## Data to use:
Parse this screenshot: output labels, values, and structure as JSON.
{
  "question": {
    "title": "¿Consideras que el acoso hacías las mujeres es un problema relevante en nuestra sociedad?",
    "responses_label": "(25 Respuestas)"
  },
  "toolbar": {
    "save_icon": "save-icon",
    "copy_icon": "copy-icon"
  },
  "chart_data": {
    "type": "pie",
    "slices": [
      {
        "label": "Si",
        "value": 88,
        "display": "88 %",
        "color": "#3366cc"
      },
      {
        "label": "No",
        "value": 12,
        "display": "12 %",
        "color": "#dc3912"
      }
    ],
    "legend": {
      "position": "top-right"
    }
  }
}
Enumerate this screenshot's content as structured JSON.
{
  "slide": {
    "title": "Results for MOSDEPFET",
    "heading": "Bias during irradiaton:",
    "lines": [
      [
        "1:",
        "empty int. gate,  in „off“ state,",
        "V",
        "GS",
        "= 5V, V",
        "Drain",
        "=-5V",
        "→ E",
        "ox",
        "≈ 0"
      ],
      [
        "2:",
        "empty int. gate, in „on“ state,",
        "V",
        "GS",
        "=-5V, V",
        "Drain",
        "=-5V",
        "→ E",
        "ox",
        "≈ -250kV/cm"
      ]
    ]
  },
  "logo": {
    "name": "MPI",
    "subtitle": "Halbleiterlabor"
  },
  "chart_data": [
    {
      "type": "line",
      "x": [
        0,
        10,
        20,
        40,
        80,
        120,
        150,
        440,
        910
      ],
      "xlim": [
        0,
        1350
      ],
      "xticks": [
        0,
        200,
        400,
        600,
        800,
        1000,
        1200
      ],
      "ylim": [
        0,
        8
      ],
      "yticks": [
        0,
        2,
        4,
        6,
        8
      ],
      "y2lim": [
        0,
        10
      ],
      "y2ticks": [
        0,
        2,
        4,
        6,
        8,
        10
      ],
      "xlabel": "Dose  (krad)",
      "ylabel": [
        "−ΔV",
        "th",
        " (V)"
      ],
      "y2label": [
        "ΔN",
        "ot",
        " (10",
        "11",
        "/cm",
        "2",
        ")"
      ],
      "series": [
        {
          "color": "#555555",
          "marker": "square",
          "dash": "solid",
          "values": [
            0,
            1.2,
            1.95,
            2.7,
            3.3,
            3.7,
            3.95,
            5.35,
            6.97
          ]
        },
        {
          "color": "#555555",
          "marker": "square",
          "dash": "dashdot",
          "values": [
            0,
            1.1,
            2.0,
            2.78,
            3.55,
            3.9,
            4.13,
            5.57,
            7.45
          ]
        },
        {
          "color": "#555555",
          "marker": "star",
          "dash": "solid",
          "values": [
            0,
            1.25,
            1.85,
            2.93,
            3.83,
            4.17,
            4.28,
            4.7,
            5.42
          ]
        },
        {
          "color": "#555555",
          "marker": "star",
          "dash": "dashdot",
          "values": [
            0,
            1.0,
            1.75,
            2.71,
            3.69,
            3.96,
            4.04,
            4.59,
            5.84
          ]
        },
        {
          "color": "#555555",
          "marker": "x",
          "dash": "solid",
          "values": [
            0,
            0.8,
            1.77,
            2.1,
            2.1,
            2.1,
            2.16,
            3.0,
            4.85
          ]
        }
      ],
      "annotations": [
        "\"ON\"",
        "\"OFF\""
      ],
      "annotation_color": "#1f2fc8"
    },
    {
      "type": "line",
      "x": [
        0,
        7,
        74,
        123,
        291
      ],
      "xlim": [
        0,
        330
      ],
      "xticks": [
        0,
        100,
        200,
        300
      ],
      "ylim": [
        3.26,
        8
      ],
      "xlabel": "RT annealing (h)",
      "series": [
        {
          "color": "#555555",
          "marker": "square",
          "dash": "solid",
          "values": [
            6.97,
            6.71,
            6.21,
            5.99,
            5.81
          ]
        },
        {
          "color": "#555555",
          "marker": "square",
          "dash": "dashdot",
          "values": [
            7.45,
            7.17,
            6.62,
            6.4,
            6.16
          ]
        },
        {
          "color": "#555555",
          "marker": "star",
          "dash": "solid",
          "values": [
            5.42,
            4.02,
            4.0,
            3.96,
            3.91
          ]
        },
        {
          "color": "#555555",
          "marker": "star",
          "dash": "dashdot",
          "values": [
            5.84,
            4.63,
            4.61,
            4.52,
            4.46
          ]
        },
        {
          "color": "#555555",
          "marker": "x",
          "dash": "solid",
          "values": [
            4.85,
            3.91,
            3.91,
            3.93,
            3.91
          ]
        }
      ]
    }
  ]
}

==

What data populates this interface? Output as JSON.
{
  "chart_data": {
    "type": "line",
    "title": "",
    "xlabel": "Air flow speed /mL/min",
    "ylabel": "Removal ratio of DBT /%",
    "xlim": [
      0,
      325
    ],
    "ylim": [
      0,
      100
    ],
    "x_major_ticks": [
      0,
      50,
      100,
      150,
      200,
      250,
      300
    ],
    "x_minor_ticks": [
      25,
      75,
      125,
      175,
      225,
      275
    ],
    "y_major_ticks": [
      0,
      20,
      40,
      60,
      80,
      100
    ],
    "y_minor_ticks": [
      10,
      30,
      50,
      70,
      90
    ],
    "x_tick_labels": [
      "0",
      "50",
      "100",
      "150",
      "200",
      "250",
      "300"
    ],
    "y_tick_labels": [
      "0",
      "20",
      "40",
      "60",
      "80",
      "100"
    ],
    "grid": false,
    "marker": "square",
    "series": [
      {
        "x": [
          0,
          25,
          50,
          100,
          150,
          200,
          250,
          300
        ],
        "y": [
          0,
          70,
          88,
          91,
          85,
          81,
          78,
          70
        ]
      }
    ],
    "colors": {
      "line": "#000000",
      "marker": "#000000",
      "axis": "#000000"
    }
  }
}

## Job:
Above are the records. Copy every line in them holding "this".

## Task result:
Parse this screenshot: output labels, values, and structure as JSON.
Enumerate this screenshot's content as structured JSON.
What data populates this interface? Output as JSON.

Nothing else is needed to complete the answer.